Source records:
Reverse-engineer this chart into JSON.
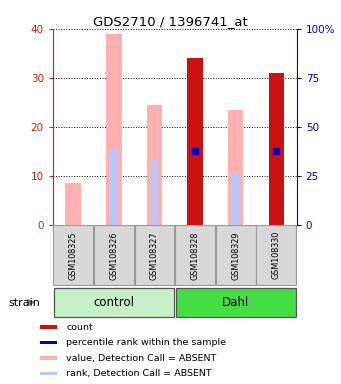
{
  "title": "GDS2710 / 1396741_at",
  "samples": [
    "GSM108325",
    "GSM108326",
    "GSM108327",
    "GSM108328",
    "GSM108329",
    "GSM108330"
  ],
  "groups": [
    {
      "name": "control",
      "samples": [
        0,
        1,
        2
      ],
      "color": "#c8f0c8"
    },
    {
      "name": "Dahl",
      "samples": [
        3,
        4,
        5
      ],
      "color": "#44dd44"
    }
  ],
  "value_absent": [
    8.5,
    39.0,
    24.5,
    null,
    23.5,
    null
  ],
  "rank_absent": [
    null,
    15.5,
    13.5,
    null,
    10.5,
    null
  ],
  "count": [
    null,
    null,
    null,
    34.0,
    null,
    31.0
  ],
  "rank_present": [
    null,
    null,
    null,
    15.0,
    null,
    15.0
  ],
  "ylim_left": [
    0,
    40
  ],
  "ylim_right": [
    0,
    100
  ],
  "yticks_left": [
    0,
    10,
    20,
    30,
    40
  ],
  "yticks_right": [
    0,
    25,
    50,
    75,
    100
  ],
  "yticklabels_right": [
    "0",
    "25",
    "50",
    "75",
    "100%"
  ],
  "bar_width": 0.38,
  "color_value_absent": "#ffb0b0",
  "color_rank_absent": "#b8c8ff",
  "color_count": "#cc1111",
  "color_rank_present": "#0000cc",
  "background_color": "#ffffff",
  "left_tick_color": "#cc2200",
  "right_tick_color": "#0000bb"
}
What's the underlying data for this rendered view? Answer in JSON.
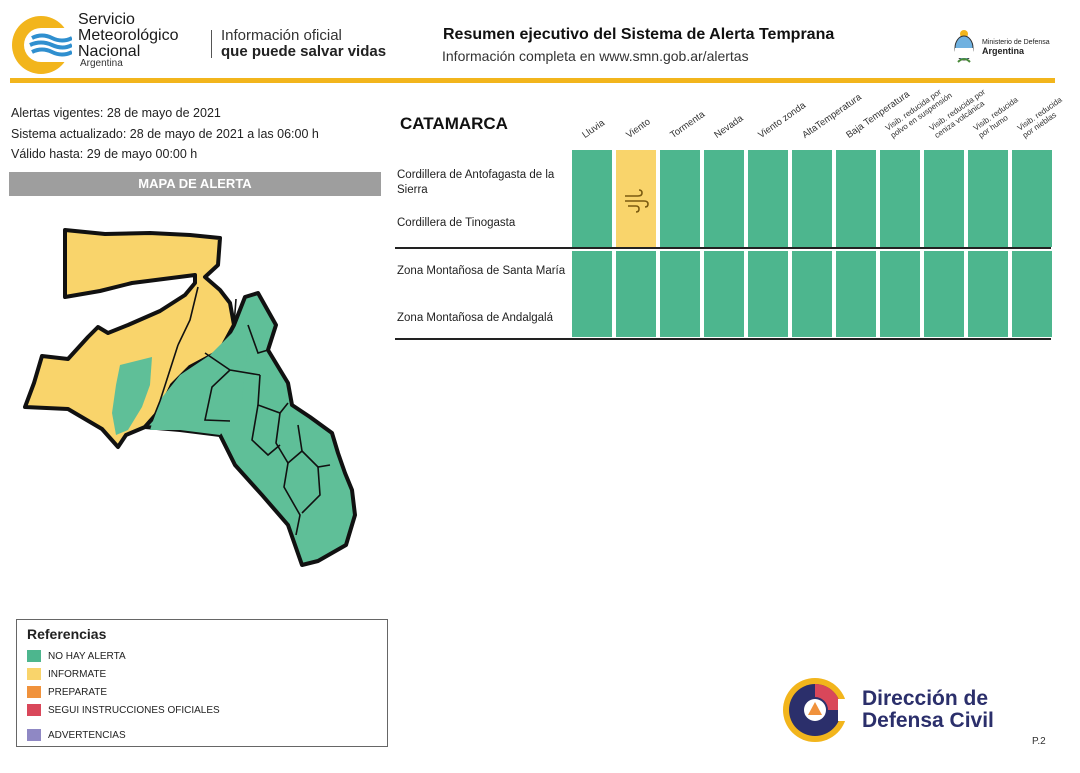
{
  "header": {
    "org_name_lines": [
      "Servicio",
      "Meteorológico",
      "Nacional"
    ],
    "org_country": "Argentina",
    "tagline_line1": "Información oficial",
    "tagline_line2": "que puede salvar vidas",
    "summary_title": "Resumen ejecutivo del Sistema de Alerta Temprana",
    "summary_subtitle": "Información completa en www.smn.gob.ar/alertas",
    "ministry_line1": "Ministerio de Defensa",
    "ministry_line2": "Argentina",
    "accent_color": "#f2b51c"
  },
  "info": {
    "alertas_vigentes": "Alertas vigentes: 28 de mayo de 2021",
    "sistema_actualizado": "Sistema actualizado: 28 de mayo de 2021 a las 06:00 h",
    "valido_hasta": "Válido hasta: 29 de mayo 00:00 h",
    "map_title": "MAPA DE ALERTA"
  },
  "references": {
    "title": "Referencias",
    "items": [
      {
        "label": "NO HAY ALERTA",
        "color": "#4db68e"
      },
      {
        "label": "INFORMATE",
        "color": "#f9d46b"
      },
      {
        "label": "PREPARATE",
        "color": "#f0923c"
      },
      {
        "label": "SEGUI INSTRUCCIONES OFICIALES",
        "color": "#d9475a"
      },
      {
        "label": "ADVERTENCIAS",
        "color": "#8f88c4"
      }
    ]
  },
  "table": {
    "province": "CATAMARCA",
    "columns": [
      "Lluvia",
      "Viento",
      "Tormenta",
      "Nevada",
      "Viento zonda",
      "AltaTemperatura",
      "Baja Temperatura",
      "Visib. reducida por|polvo en suspensión",
      "Visib. reducida por|ceniza volcánica",
      "Visib. reducida|por humo",
      "Visib. reducida|por nieblas"
    ],
    "groups": [
      {
        "zones": [
          "Cordillera de Antofagasta de la Sierra",
          "Cordillera de Tinogasta"
        ],
        "levels": [
          "none",
          "informate",
          "none",
          "none",
          "none",
          "none",
          "none",
          "none",
          "none",
          "none",
          "none"
        ]
      },
      {
        "zones": [
          "Zona Montañosa de Santa María",
          "Zona Montañosa de Andalgalá"
        ],
        "levels": [
          "none",
          "none",
          "none",
          "none",
          "none",
          "none",
          "none",
          "none",
          "none",
          "none",
          "none"
        ]
      }
    ],
    "level_colors": {
      "none": "#4db68e",
      "informate": "#f9d46b"
    },
    "wind_icon": "wind-icon"
  },
  "footer": {
    "dc_line1": "Dirección de",
    "dc_line2": "Defensa Civil",
    "page": "P.2"
  }
}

Required work:
Return every line of the preceding records in which the word "Cordillera" appears.

Answer:
          "Cordillera de Antofagasta de la Sierra",
          "Cordillera de Tinogasta"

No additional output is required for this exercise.